#### [Document passage]
▽

Review Comment:
1. There is a substantial repetition between the abstract and introduction sections that detracts from the paper's engaging introduction (Page 1, line 40 until the end of Page 1).
2. A LaTeX error is observed on Page 2, line 30.
3. Although the presented work is an extension, the contribution of the authors compared to previous research is not adequately explained. It would be beneficial to briefly mention the previous architecture or provide a quantifiable measure to demonstrate the improvement achieved by the proposed approach.
3. Please review Page 3, line 11, as Figure 2.2 seems to be referenced incorrectly. Presumably, Figure 2.b is intended.
4. On Page 3, line 14, the term "internal representations" lacks clarification. It would be helpful to provide an explanation of what these representations entail.
5. For Figure 2.b, there is a reference to a numbering system, but the graph does not display any numbers.
6. The motivation for this paper appears to be the interest of the RDBMS community in machine learning within DBMS. It would be beneficial to provide an example in the introduction, illustrating a query that is challenging to predict accurately using traditional methods, while the proposed approach may offer improved performance.
7. On Page 3, lines 19-20, the meaning of "the nodes to send the query" is unclear. Please provide further clarification.
8. The example provided on Page 3, lines 26-36, requires additional elaboration. The focus is primarily on birthplace and birth date, along with triple patterns, rdf:type, filter operators, and the optional operator. Please provide a more detailed explanation of this example.
9. There seems to be a discrepancy between the statement on Page 3, line 3, which mentions a focus on SELECT join, and the example, which contains the aforementioned operators. This inconsistency is confusing.
10. On Page 3, line 35, it would be helpful to provide the full sentence or context regarding the mentioned SPARQL query.
11. Please explain the rationale behind choosing K-medoids instead of other clustering algorithms. Clarify this point on Page 7.
12. On Page 7, line 2, there is a capitalization error in the phrase "In the next Section."
13. The reference to Figure ?? on Page 7, line 21, requires correction to accurately refer to the figure in question.
14. Please explain the meaning of VaR_UrI_var or Var_UR_URI. Additionally, ensure that any abbreviations are properly introduced and defined for readers who may not be familiar with them.
15. Provide a clear definition of "bounded variable" as mentioned on Page 7, lines 45-47.
16. The sentence "The query engine by first select" on Page 7, line 43, needs revision for clarity and accuracy.
17. On Page 7, line 49, it is unclear which predicates have lower selectivity. Consider revising the statement for clarity. It may be necessary to clarify if it refers to high or low selectivity.
18. Please provide a detailed explanation of how node semantic information is computed, as mentioned on Page 7, line 30.
19. Prior to utilizing $P^(i)$ and $P^(f)$, it would be helpful to define these variables in the preliminary section, as mentioned on Page 8, line 2.
20. The meaning of numbers from c1 to c4 in Figure 3 requires explanation.

△

#### [Material provided]
▽

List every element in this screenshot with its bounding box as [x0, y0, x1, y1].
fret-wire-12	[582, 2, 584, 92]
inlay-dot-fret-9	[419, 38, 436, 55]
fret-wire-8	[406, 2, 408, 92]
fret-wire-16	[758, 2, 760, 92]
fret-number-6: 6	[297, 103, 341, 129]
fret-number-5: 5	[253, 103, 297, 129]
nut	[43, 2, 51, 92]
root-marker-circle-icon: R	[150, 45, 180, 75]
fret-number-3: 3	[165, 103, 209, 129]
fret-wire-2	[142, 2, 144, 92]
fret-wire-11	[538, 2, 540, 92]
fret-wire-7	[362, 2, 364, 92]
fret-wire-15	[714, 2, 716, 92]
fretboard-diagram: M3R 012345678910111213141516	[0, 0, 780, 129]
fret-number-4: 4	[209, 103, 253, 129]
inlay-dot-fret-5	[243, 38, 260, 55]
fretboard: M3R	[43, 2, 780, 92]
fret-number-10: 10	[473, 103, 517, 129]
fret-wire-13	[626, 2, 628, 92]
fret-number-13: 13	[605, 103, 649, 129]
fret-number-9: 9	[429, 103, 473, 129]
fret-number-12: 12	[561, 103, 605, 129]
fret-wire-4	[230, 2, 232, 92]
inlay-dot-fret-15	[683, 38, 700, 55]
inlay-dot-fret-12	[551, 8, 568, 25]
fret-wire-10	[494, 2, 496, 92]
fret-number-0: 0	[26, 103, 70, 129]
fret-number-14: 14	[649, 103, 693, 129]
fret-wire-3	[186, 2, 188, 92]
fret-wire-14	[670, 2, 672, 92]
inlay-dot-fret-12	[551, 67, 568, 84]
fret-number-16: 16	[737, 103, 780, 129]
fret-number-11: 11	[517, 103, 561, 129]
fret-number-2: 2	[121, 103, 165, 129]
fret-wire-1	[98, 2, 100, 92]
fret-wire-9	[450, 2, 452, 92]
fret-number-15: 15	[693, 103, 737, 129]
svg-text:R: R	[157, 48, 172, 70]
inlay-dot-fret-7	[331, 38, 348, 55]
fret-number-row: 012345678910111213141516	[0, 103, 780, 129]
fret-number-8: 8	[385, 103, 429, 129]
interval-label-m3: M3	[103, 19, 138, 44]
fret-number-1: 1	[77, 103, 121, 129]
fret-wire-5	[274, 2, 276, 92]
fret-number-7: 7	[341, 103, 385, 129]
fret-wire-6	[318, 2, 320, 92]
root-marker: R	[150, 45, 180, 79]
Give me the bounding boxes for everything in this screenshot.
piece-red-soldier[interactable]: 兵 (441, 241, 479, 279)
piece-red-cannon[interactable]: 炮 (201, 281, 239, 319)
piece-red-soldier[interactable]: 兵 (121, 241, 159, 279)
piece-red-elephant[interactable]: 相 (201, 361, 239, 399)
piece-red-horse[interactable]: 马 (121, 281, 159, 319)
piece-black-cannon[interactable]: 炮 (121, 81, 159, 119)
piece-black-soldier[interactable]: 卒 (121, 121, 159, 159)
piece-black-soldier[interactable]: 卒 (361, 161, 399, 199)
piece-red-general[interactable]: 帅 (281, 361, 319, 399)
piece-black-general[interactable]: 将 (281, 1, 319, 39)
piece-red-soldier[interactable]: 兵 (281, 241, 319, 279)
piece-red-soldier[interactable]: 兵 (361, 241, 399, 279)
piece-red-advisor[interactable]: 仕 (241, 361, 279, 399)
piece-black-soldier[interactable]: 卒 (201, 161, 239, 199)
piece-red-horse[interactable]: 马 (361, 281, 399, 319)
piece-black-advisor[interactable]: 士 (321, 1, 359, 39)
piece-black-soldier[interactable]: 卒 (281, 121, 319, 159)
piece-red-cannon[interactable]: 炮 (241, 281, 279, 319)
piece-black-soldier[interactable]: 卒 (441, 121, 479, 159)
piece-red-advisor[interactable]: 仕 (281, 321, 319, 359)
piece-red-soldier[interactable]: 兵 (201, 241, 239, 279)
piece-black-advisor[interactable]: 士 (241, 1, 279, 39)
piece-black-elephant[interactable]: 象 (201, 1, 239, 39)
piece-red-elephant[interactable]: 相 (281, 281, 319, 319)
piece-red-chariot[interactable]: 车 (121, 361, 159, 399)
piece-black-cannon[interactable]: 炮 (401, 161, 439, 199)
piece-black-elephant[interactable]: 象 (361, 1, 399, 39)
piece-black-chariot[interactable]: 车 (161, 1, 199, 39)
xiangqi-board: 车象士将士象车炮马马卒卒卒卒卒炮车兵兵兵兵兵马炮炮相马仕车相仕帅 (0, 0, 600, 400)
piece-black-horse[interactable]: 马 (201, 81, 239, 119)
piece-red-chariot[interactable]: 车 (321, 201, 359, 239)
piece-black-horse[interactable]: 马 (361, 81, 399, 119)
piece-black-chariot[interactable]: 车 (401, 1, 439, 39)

△

#### [Exercise task 1]
Rewrite the part of the review comments that opens with the words "15. Provide a" and closes with "3 requires explanation.", renaming "selectivity" to "specificity" throughout.
#### [Exercise task 2]
Take the review comments further, starting after the last comment shown.

#### [Task output 1]
15. Provide a clear definition of "bounded variable" as mentioned on Page 7, lines 45-47.
16. The sentence "The query engine by first select" on Page 7, line 43, needs revision for clarity and accuracy.
17. On Page 7, line 49, it is unclear which predicates have lower specificity. Consider revising the statement for clarity. It may be necessary to clarify if it refers to high or low specificity.
18. Please provide a detailed explanation of how node semantic information is computed, as mentioned on Page 7, line 30.
19. Prior to utilizing $P^(i)$ and $P^(f)$, it would be helpful to define these variables in the preliminary section, as mentioned on Page 8, line 2.
20. The meaning of numbers from c1 to c4 in Figure 3 requires explanation.

#### [Task output 2]
21. Figure 4 appears to be similar to Figure 5 in Markus's paper, with slight differences in colors and additional detailed shapes. Provide a clearer figure that emphasizes the distinctions from the original paper (Neo:Neo: A Learned Query Optimizer).
22. While it is apparent that the authors aim to introduce learned query optimizers to the graph database realm, the paper lacks significant contributions. Can you add a discussion section that explains and address the challenges faced in applying learned optimizers to SPARQL compared to structured databases?
23. Section 4.2.1 resembles the corresponding section in the original paper (Neo) and it was not easy for me to comprehend and I went to Neo paper to understand the proposed architecture. This section needs to be more concise and clear.
24. In Section 4.2.3, the authors mention the use of autoencoders for dimensionality reduction, which represents a novel aspect compared to the Neo paper. However, the authors do not explain their design choices in this regard. Additionally, it would be beneficial to cite papers that have employed autoencoders for dimensionality reduction.
25. Provide an explanation of the connection and order between Figure 4 and Figure 5.
26. The architecture appears to be the same as Neo, with the addition of an autoencoder to capture essential features of the numerous predicates in graph data. Is this understanding correct?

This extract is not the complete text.